▸ **Aim of the exercise**
Look through the data below and work out how many lines contain the string "생활용품". Give the number alone.

▸ **Dataset entries**
--- Begin ---

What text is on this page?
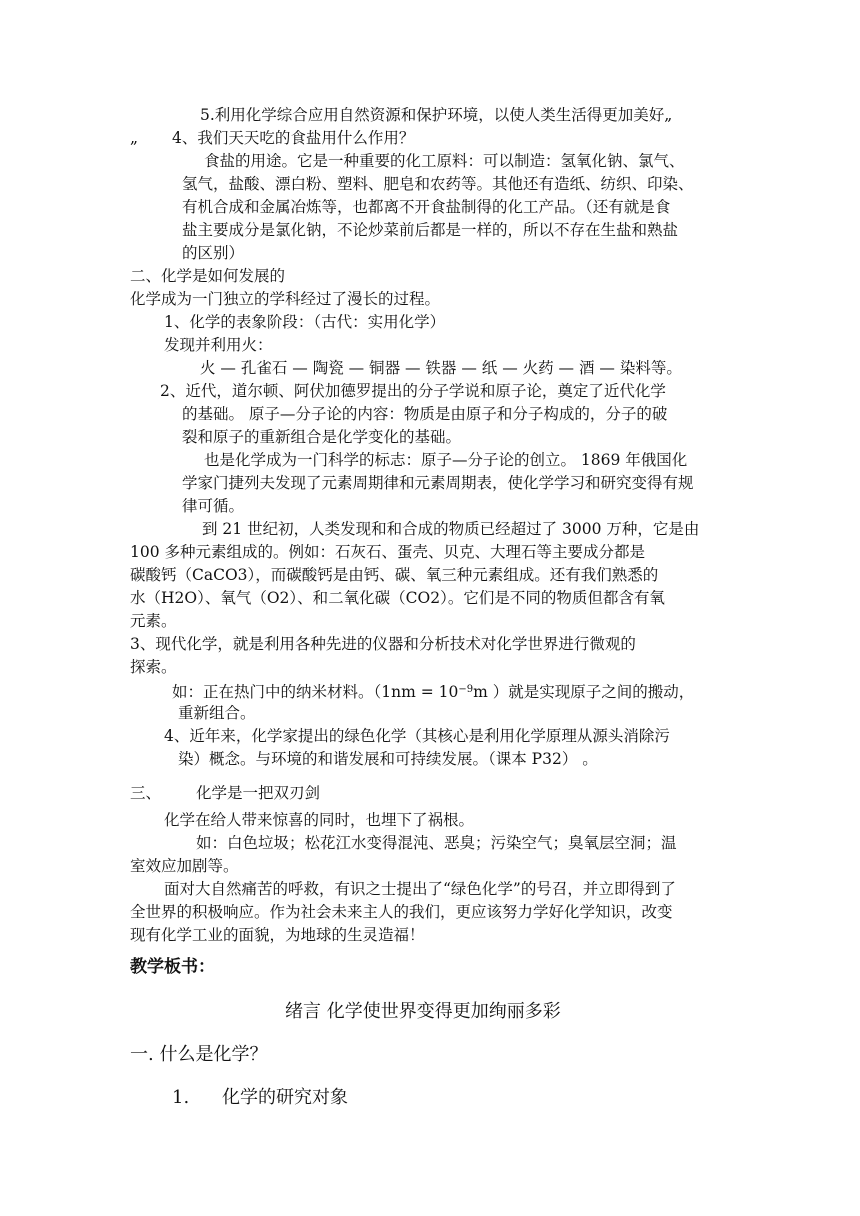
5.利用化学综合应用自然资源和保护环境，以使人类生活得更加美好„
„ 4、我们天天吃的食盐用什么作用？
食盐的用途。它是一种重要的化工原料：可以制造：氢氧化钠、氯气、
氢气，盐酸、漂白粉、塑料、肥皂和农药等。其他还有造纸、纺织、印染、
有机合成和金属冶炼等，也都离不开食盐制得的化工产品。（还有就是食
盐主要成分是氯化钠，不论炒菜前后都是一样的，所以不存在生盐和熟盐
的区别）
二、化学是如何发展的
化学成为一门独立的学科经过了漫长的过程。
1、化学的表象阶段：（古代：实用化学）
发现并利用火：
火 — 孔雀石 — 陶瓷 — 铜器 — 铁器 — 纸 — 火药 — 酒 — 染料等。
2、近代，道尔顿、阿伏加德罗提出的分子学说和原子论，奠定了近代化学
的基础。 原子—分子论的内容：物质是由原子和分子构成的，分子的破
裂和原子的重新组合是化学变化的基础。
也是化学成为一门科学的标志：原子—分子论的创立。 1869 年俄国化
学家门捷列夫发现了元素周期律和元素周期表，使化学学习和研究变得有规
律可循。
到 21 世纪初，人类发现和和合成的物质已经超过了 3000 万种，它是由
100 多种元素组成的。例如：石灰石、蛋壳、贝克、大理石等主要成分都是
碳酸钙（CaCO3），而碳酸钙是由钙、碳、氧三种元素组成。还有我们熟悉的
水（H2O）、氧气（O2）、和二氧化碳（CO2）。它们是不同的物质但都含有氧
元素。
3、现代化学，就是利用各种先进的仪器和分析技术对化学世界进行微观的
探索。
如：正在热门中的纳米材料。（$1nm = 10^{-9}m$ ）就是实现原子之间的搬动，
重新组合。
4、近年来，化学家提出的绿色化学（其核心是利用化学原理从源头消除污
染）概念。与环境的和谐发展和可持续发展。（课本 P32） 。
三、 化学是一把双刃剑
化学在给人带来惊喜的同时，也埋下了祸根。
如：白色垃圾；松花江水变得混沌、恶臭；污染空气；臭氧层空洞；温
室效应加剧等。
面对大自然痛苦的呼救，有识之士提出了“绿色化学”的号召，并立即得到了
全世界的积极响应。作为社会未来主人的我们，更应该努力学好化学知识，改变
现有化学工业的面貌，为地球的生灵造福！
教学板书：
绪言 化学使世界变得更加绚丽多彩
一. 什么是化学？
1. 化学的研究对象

--- End ---
--- Begin ---

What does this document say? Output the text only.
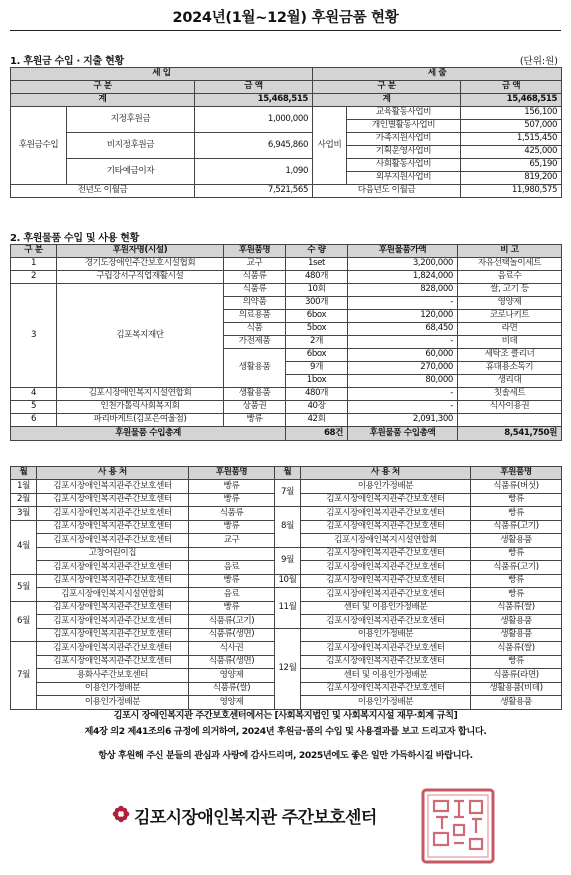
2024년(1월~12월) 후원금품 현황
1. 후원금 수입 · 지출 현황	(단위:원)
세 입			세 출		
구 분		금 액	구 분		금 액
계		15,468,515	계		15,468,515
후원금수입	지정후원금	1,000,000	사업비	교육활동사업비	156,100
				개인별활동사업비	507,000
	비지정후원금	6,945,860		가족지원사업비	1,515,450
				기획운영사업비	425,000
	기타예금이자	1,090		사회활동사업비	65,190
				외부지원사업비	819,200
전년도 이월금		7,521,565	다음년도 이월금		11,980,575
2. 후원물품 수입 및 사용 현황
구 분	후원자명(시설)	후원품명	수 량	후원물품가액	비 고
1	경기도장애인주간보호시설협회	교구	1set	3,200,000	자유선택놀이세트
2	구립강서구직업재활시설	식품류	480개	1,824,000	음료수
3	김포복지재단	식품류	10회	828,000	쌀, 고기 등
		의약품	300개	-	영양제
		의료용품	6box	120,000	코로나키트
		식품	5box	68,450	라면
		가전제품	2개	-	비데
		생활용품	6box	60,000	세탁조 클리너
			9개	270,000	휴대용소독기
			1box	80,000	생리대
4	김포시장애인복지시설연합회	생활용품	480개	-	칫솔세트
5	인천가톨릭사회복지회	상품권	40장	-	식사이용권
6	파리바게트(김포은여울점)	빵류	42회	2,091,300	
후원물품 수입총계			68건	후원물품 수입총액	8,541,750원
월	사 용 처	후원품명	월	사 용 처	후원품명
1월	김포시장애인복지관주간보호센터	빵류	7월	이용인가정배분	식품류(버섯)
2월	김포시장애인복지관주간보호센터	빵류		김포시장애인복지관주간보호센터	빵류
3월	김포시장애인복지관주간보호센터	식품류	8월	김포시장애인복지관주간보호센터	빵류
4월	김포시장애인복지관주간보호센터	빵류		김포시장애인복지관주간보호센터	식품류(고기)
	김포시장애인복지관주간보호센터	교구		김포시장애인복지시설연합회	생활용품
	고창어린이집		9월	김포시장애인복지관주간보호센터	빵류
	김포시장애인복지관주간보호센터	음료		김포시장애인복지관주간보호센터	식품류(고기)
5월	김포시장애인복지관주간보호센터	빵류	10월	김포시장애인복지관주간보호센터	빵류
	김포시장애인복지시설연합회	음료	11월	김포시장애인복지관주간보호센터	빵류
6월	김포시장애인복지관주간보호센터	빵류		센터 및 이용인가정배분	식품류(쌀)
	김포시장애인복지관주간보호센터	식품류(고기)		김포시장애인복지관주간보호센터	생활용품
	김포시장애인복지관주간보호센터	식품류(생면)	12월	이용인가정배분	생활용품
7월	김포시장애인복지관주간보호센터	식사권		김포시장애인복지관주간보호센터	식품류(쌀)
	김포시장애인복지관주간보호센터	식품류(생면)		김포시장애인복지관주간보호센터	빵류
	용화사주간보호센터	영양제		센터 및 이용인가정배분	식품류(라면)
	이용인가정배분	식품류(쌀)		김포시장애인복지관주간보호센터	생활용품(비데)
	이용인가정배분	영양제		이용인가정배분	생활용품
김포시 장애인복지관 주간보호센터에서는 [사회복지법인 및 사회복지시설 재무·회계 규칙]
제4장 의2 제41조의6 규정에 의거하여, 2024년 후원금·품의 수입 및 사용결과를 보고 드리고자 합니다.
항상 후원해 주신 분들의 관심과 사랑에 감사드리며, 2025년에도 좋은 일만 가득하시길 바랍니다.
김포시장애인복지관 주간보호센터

--- End ---
--- Begin ---

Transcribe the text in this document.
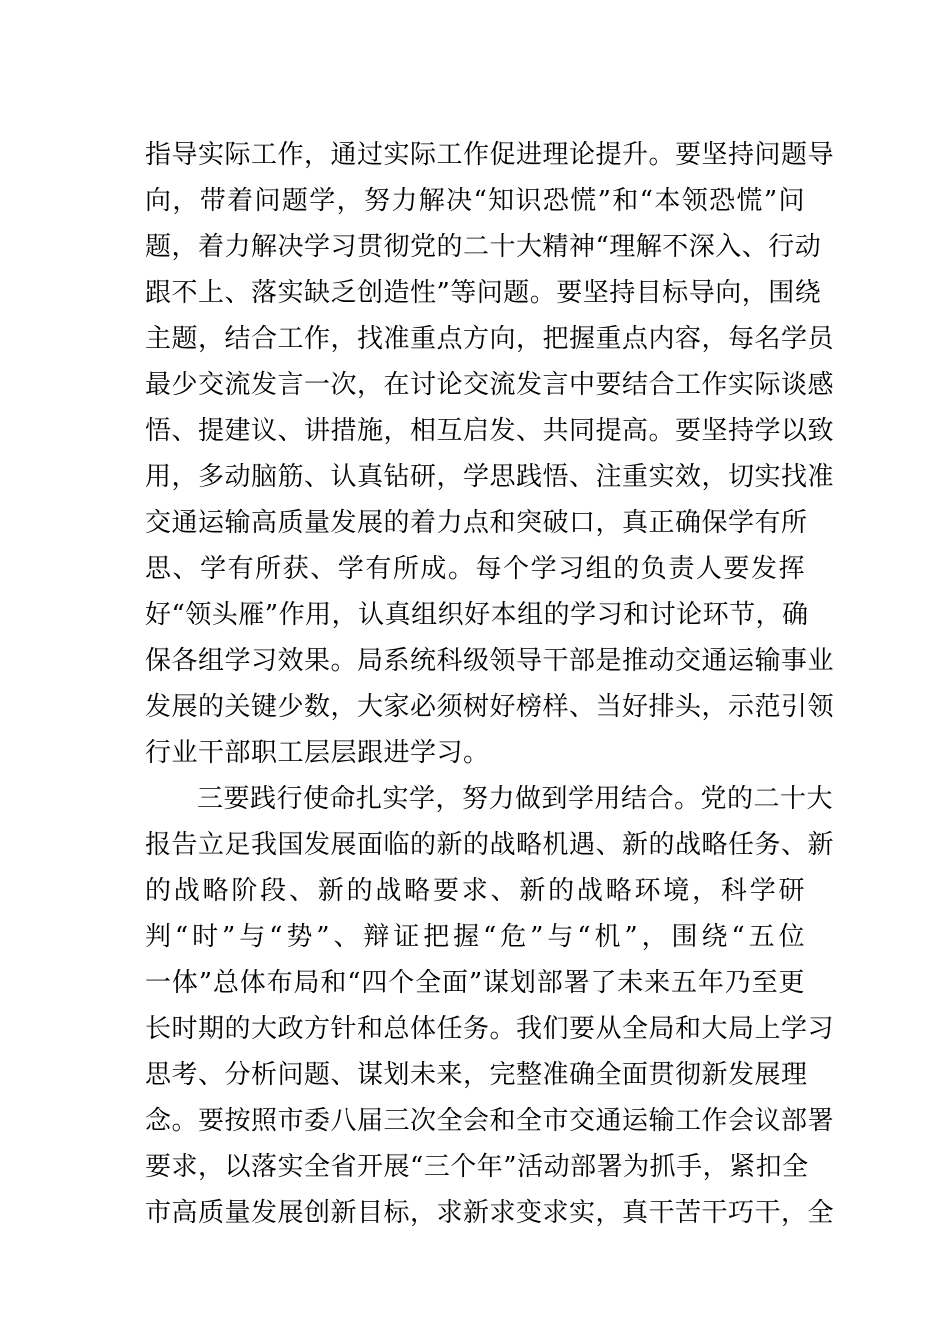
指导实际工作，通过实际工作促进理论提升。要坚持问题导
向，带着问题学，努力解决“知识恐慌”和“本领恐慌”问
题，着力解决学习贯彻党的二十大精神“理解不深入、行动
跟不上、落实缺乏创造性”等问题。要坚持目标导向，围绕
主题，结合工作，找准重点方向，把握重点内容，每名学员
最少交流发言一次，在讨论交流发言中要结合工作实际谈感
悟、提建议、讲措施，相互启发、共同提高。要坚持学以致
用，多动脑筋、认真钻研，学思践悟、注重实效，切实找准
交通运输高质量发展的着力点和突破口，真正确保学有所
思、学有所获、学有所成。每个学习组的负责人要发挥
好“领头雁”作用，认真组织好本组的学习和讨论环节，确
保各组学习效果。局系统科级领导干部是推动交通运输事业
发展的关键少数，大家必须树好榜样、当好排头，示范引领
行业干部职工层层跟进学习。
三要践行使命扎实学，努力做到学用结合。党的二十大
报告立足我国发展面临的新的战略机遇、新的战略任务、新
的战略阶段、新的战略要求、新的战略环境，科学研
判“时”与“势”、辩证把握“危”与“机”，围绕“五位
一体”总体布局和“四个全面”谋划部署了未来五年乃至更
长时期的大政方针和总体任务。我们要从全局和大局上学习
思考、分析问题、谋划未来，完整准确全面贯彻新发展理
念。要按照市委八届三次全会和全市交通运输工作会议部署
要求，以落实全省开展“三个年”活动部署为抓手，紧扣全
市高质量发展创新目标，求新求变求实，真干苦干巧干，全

--- End ---

▸ **Output for this task**
7